>>>>>
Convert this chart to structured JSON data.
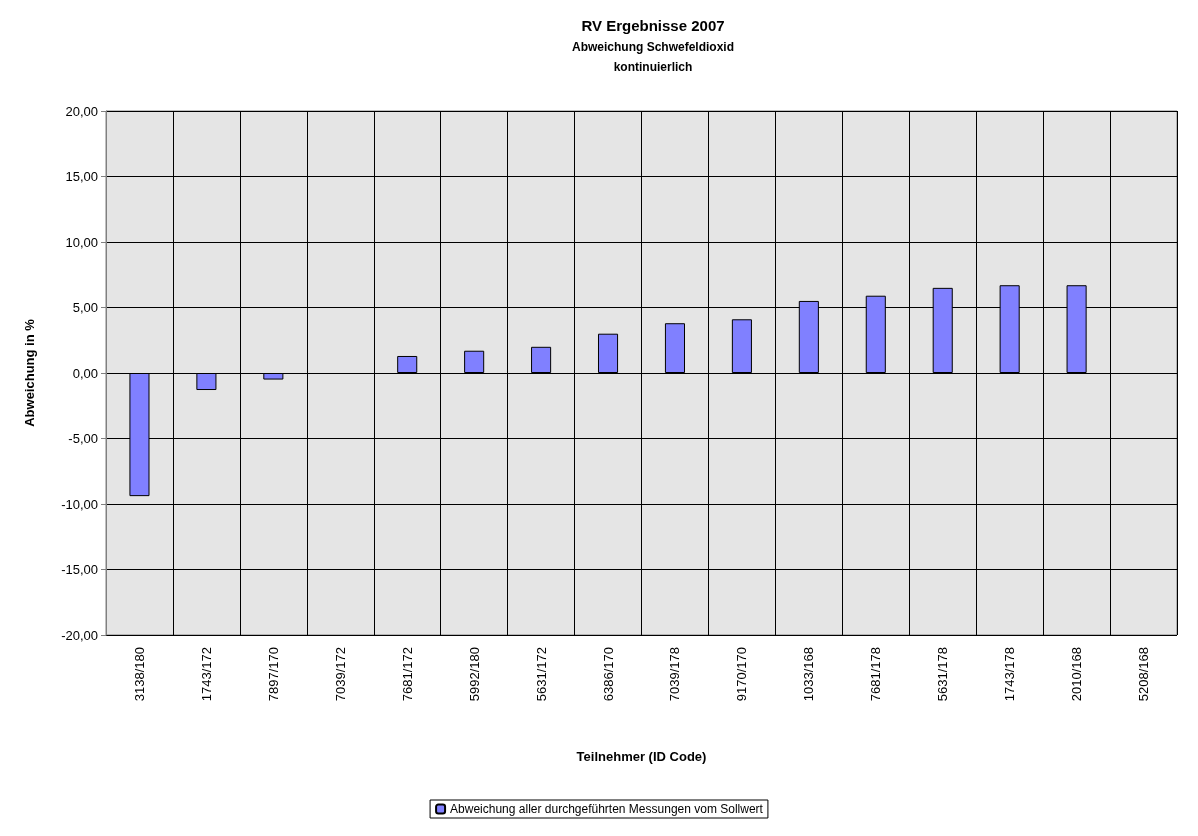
{
  "chart_data": {
    "type": "bar",
    "title": "RV Ergebnisse 2007",
    "subtitle": "Abweichung Schwefeldioxid\nkontinuierlich",
    "xlabel": "Teilnehmer (ID Code)",
    "ylabel": "Abweichung in %",
    "categories": [
      "3138/180",
      "1743/172",
      "7897/170",
      "7039/172",
      "7681/172",
      "5992/180",
      "5631/172",
      "6386/170",
      "7039/178",
      "9170/170",
      "1033/168",
      "7681/178",
      "5631/178",
      "1743/178",
      "2010/168",
      "5208/168"
    ],
    "series": [
      {
        "name": "Abweichung aller durchgeführten Messungen vom Sollwert",
        "color": "#8080ff",
        "values": [
          -9.4,
          -1.3,
          -0.5,
          null,
          1.3,
          1.7,
          2.0,
          3.0,
          3.8,
          4.1,
          5.5,
          5.9,
          6.5,
          6.7,
          6.7,
          null
        ]
      }
    ],
    "ylim": [
      -20,
      20
    ],
    "yticks": [
      {
        "value": -20,
        "label": "-20,00"
      },
      {
        "value": -15,
        "label": "-15,00"
      },
      {
        "value": -10,
        "label": "-10,00"
      },
      {
        "value": -5,
        "label": "-5,00"
      },
      {
        "value": 0,
        "label": "0,00"
      },
      {
        "value": 5,
        "label": "5,00"
      },
      {
        "value": 10,
        "label": "10,00"
      },
      {
        "value": 15,
        "label": "15,00"
      },
      {
        "value": 20,
        "label": "20,00"
      }
    ],
    "grid": true,
    "legend": "bottom"
  }
}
<<<<<
● **What is expected**
Without the pictures, copy the material exactly as given.

● **Written reply**
Convert this chart to structured JSON data.
{
  "chart_data": {
    "type": "bar",
    "title": "RV Ergebnisse 2007",
    "subtitle": "Abweichung Schwefeldioxid\nkontinuierlich",
    "xlabel": "Teilnehmer (ID Code)",
    "ylabel": "Abweichung in %",
    "categories": [
      "3138/180",
      "1743/172",
      "7897/170",
      "7039/172",
      "7681/172",
      "5992/180",
      "5631/172",
      "6386/170",
      "7039/178",
      "9170/170",
      "1033/168",
      "7681/178",
      "5631/178",
      "1743/178",
      "2010/168",
      "5208/168"
    ],
    "series": [
      {
        "name": "Abweichung aller durchgeführten Messungen vom Sollwert",
        "color": "#8080ff",
        "values": [
          -9.4,
          -1.3,
          -0.5,
          null,
          1.3,
          1.7,
          2.0,
          3.0,
          3.8,
          4.1,
          5.5,
          5.9,
          6.5,
          6.7,
          6.7,
          null
        ]
      }
    ],
    "ylim": [
      -20,
      20
    ],
    "yticks": [
      {
        "value": -20,
        "label": "-20,00"
      },
      {
        "value": -15,
        "label": "-15,00"
      },
      {
        "value": -10,
        "label": "-10,00"
      },
      {
        "value": -5,
        "label": "-5,00"
      },
      {
        "value": 0,
        "label": "0,00"
      },
      {
        "value": 5,
        "label": "5,00"
      },
      {
        "value": 10,
        "label": "10,00"
      },
      {
        "value": 15,
        "label": "15,00"
      },
      {
        "value": 20,
        "label": "20,00"
      }
    ],
    "grid": true,
    "legend": "bottom"
  }
}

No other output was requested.